>> begin Entries provided

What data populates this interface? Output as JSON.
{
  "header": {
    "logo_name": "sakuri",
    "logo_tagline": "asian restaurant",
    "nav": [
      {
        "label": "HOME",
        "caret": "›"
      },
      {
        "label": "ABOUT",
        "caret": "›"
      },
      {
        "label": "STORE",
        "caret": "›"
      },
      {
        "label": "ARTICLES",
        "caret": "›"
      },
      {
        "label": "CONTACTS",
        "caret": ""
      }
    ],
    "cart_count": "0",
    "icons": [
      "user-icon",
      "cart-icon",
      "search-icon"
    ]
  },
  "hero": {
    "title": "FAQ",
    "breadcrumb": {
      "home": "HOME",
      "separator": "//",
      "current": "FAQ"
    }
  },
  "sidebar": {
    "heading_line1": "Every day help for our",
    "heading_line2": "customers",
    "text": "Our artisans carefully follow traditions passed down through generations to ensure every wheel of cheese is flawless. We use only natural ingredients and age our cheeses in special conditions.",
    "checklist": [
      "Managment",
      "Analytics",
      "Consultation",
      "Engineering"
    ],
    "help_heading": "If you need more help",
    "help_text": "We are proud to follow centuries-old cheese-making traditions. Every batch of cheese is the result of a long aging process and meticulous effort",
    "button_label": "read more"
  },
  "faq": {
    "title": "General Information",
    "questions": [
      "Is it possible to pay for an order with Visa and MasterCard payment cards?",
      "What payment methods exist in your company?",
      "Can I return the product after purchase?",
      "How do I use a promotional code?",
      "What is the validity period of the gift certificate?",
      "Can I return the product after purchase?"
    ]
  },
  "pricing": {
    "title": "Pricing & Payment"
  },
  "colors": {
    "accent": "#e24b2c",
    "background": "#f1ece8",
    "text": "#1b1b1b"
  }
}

>> end Entries provided

→ What to work on:
Pick out lines containing the word "traditions", each one as written.

→ Reply to the task:
    "text": "Our artisans carefully follow traditions passed down through generations to ensure every wheel of cheese is flawless. We use only natural ingredients and age our cheeses in special conditions.",
    "help_text": "We are proud to follow centuries-old cheese-making traditions. Every batch of cheese is the result of a long aging process and meticulous effort",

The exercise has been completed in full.